Read the listing and extract each line that includes the word "после".
::: Recorded data
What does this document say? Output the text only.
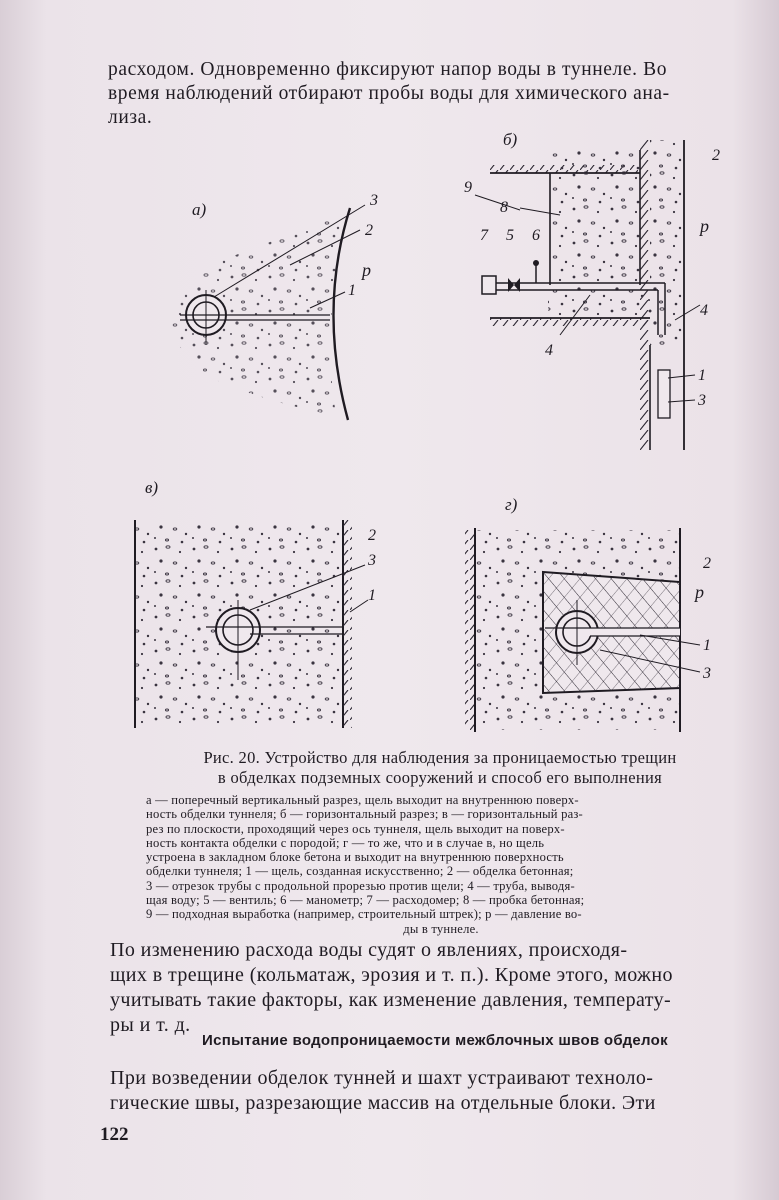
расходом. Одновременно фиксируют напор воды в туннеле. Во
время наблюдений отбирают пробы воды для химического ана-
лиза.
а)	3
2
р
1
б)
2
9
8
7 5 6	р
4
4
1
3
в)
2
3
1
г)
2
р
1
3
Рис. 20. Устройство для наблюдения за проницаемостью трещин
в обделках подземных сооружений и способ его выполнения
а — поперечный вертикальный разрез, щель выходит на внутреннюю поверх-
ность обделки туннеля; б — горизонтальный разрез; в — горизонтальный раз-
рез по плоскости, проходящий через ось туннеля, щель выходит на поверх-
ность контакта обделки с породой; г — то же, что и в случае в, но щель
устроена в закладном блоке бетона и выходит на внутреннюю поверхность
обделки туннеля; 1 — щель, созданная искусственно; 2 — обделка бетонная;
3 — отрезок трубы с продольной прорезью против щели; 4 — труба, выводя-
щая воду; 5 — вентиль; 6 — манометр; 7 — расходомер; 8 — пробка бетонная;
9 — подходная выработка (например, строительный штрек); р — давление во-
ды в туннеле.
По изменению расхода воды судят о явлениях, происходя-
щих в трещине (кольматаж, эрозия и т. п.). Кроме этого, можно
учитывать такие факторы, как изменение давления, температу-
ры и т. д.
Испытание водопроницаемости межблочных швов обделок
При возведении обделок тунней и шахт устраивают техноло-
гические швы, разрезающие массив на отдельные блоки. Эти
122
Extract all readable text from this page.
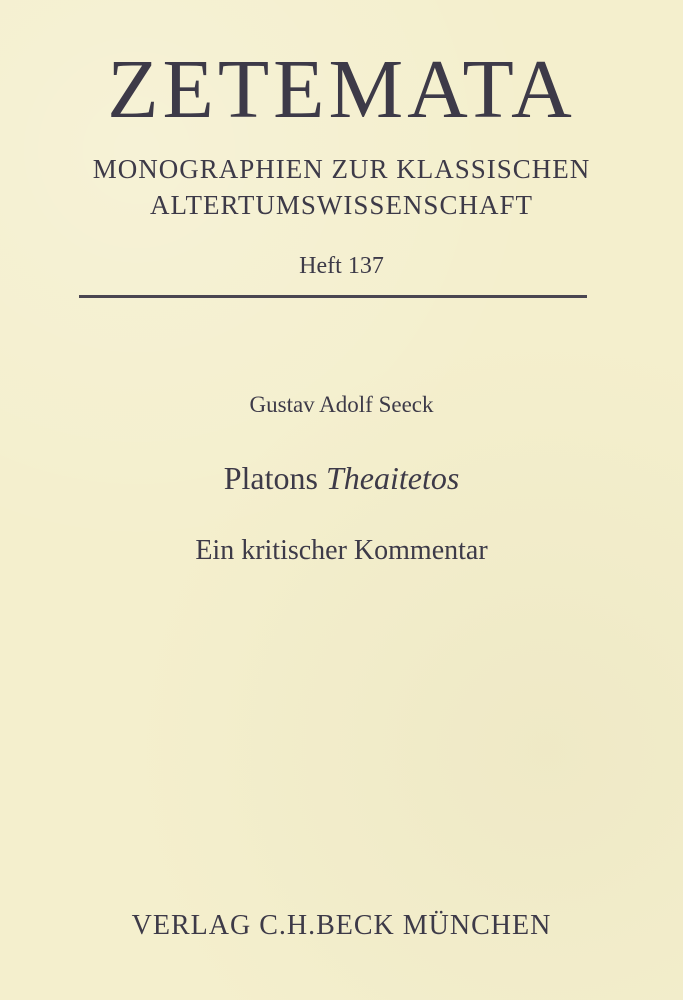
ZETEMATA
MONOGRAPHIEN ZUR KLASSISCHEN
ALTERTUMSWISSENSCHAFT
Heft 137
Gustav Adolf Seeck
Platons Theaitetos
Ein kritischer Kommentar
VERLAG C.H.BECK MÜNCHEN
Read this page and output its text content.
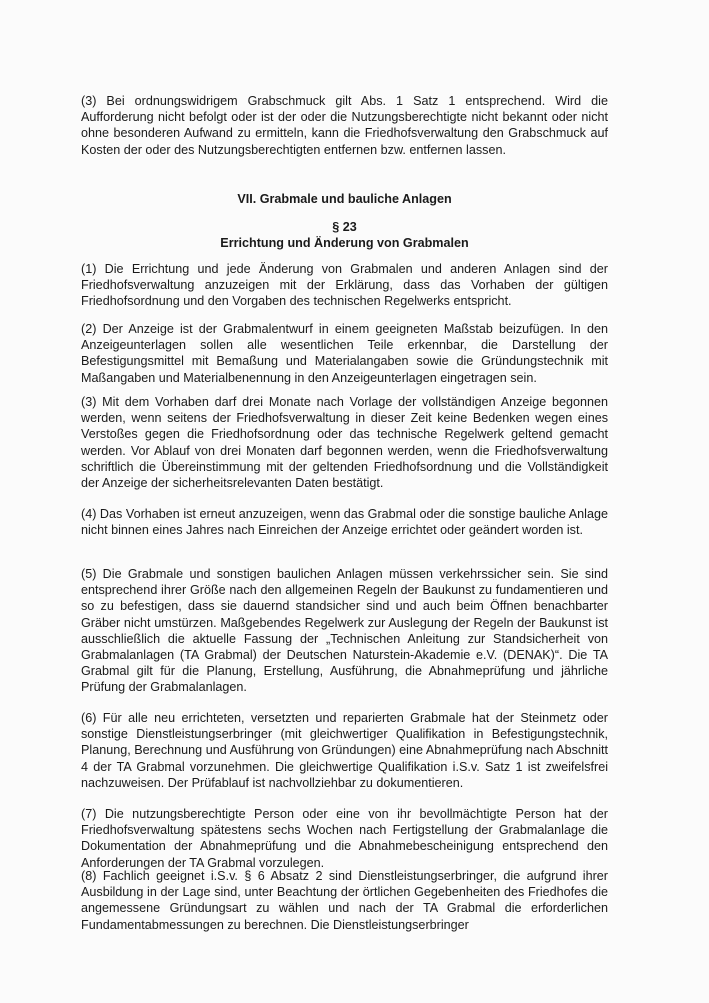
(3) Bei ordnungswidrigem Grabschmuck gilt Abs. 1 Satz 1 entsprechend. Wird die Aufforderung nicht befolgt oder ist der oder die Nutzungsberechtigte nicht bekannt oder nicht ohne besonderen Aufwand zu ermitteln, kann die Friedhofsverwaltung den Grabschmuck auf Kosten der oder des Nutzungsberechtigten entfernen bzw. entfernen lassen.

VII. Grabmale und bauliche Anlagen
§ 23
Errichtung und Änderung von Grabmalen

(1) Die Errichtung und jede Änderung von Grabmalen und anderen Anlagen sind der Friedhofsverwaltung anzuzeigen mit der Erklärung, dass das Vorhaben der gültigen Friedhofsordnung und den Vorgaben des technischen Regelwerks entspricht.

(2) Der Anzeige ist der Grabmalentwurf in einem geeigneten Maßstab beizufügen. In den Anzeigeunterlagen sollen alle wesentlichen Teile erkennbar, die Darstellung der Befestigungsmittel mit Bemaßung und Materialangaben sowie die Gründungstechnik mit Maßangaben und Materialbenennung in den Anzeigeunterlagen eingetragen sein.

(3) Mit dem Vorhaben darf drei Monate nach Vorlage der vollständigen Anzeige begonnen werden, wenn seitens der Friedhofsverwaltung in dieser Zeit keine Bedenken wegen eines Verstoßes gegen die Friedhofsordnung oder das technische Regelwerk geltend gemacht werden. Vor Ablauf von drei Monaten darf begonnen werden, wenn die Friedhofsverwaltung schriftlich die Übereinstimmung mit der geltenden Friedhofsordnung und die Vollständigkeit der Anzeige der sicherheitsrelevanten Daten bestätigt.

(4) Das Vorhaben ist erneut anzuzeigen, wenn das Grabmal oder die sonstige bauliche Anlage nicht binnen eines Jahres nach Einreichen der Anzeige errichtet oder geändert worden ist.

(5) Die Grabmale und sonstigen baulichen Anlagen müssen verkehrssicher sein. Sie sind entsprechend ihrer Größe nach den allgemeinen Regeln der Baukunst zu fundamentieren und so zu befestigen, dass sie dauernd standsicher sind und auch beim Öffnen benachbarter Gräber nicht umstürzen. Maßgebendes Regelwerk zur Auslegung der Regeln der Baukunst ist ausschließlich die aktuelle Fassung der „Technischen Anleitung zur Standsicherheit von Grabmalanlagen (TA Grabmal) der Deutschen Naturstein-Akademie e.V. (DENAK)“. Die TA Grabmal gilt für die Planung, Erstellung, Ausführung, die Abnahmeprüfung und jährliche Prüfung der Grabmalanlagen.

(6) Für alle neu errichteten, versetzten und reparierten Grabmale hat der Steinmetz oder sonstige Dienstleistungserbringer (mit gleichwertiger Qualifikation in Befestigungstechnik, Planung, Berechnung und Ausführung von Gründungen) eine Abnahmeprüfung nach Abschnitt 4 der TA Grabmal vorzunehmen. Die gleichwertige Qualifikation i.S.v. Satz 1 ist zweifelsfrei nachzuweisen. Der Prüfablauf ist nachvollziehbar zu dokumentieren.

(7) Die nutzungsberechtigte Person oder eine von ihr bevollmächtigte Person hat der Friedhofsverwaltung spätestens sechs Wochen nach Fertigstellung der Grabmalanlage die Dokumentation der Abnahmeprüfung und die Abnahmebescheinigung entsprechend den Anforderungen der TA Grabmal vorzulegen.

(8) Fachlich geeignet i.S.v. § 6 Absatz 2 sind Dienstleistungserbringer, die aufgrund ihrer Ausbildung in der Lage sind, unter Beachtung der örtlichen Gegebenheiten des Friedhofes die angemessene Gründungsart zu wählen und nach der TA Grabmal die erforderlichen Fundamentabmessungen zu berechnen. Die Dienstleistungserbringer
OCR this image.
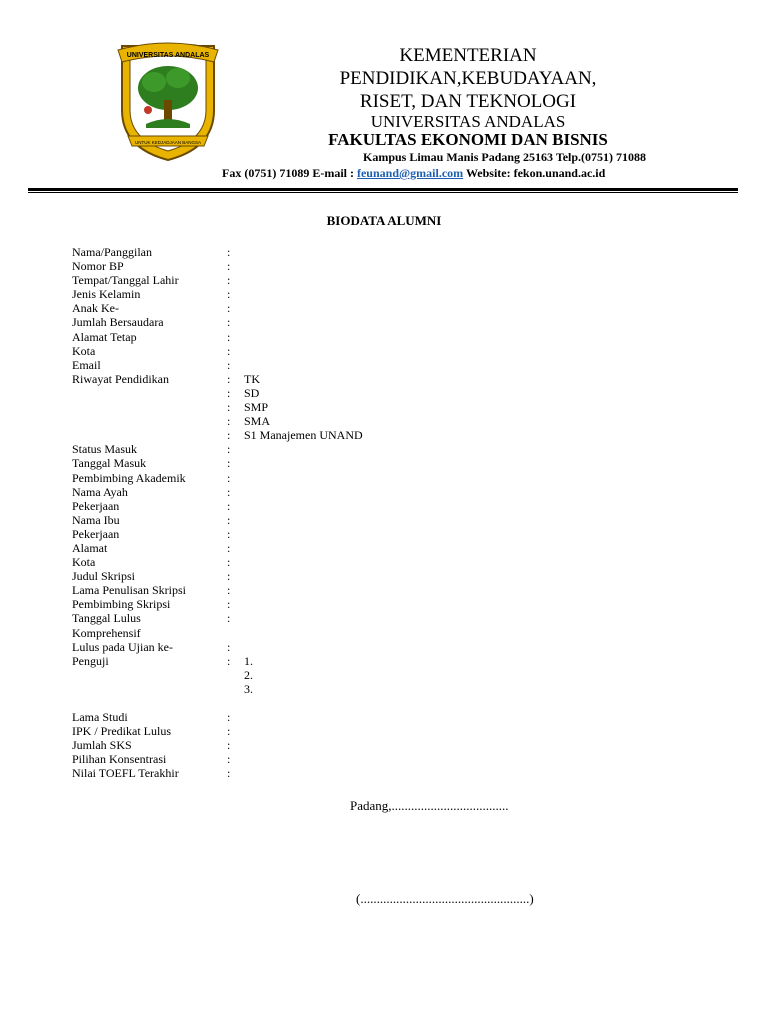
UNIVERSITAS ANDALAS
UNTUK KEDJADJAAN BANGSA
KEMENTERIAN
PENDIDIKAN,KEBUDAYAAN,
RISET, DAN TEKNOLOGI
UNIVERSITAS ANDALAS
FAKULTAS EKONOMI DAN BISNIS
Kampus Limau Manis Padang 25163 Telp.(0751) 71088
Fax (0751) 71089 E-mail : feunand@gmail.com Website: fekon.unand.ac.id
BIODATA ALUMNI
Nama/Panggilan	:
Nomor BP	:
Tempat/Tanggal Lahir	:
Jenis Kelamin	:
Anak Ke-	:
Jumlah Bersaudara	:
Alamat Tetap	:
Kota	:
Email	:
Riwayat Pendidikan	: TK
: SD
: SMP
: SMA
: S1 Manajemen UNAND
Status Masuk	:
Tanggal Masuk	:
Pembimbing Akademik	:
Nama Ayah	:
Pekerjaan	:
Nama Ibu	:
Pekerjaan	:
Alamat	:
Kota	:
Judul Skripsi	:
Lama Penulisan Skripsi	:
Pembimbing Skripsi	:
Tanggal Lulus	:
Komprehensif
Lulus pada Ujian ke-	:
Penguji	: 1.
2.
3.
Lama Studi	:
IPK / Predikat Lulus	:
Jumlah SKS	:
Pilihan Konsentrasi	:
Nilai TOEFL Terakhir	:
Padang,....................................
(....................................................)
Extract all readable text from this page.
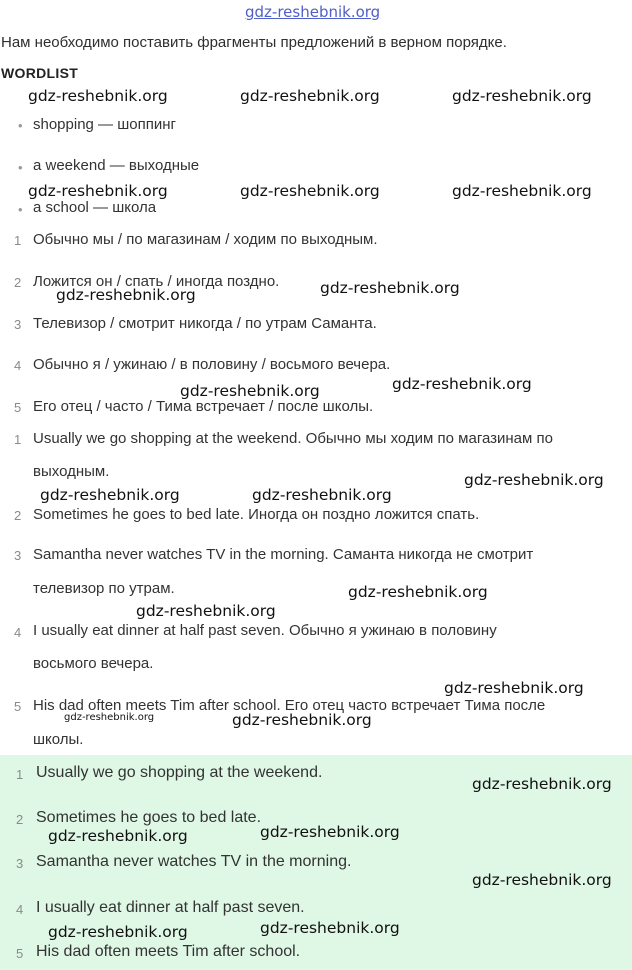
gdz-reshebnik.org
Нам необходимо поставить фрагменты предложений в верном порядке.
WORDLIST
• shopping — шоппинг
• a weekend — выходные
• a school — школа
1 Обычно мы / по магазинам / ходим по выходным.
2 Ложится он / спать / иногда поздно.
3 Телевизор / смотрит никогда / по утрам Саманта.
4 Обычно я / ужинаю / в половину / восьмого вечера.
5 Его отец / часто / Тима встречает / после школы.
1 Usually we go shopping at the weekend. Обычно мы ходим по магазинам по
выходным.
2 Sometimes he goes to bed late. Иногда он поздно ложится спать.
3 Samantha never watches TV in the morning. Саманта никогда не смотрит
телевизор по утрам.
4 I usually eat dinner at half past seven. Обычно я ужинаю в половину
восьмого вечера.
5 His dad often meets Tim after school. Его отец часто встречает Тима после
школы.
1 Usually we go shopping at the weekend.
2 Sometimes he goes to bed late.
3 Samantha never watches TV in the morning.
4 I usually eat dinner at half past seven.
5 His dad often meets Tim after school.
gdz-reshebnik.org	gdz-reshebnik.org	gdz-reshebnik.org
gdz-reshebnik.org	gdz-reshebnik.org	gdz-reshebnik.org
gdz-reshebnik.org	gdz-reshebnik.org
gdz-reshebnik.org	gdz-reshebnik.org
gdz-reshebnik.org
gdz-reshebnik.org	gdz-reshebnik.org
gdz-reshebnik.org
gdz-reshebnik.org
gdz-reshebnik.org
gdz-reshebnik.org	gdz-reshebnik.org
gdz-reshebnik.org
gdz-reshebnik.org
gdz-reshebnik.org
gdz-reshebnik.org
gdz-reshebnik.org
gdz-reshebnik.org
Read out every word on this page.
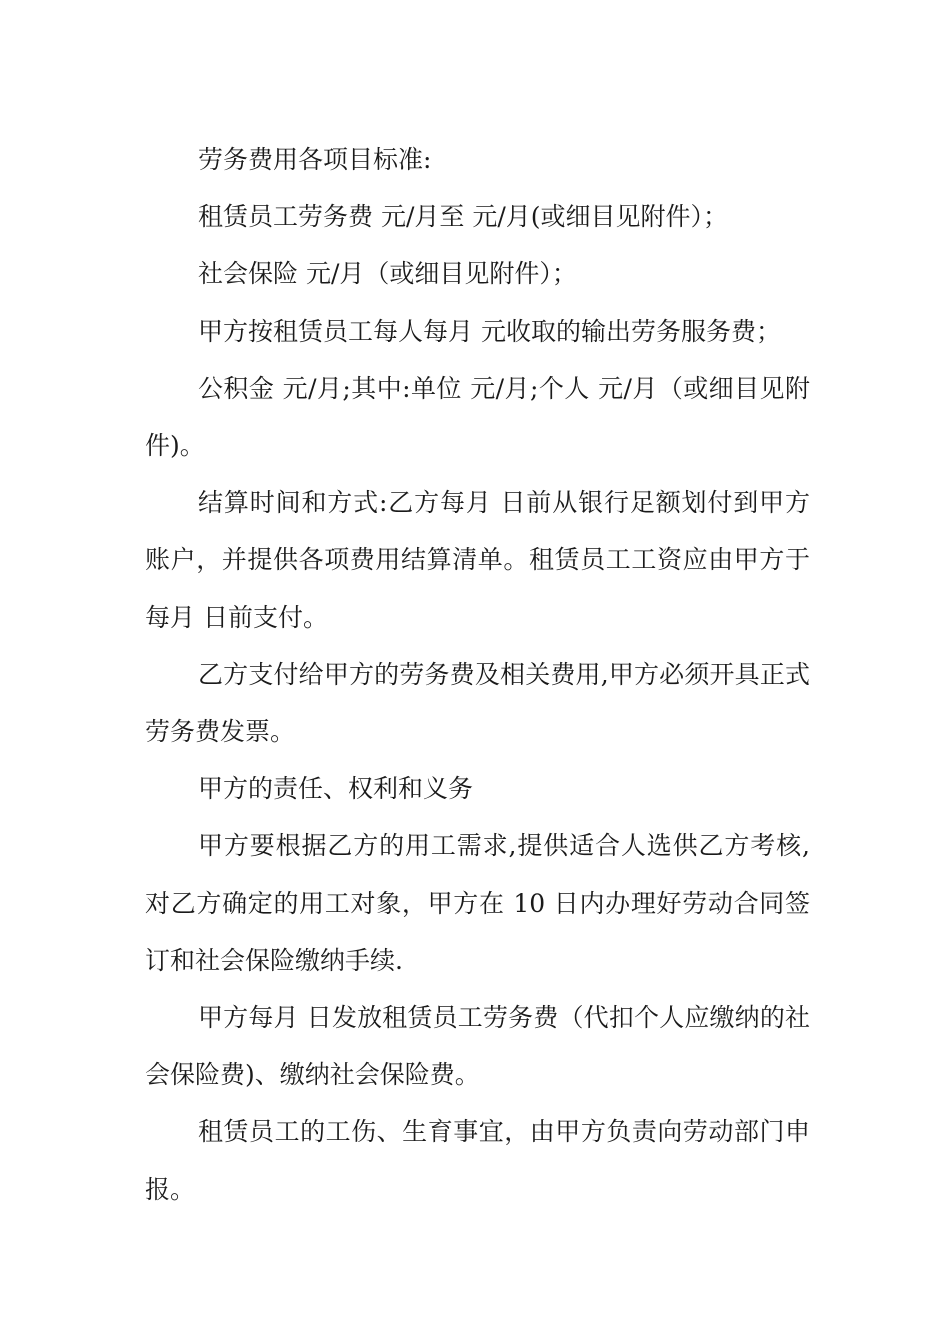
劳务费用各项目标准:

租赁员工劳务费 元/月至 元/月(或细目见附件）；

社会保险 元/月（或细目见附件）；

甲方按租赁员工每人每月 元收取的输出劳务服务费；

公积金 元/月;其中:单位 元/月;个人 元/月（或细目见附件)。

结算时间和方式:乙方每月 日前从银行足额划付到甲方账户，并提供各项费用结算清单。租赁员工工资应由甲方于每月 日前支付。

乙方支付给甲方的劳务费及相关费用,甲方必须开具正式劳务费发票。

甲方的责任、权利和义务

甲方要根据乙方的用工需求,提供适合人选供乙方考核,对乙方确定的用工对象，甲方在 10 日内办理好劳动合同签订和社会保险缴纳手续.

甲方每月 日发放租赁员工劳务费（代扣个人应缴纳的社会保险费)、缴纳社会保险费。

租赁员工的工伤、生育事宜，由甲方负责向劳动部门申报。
::::::
→ Solution for this exercise:
5 Его отец / часто / Тима встречает / после школы.
5 His dad often meets Tim after school. Его отец часто встречает Тима после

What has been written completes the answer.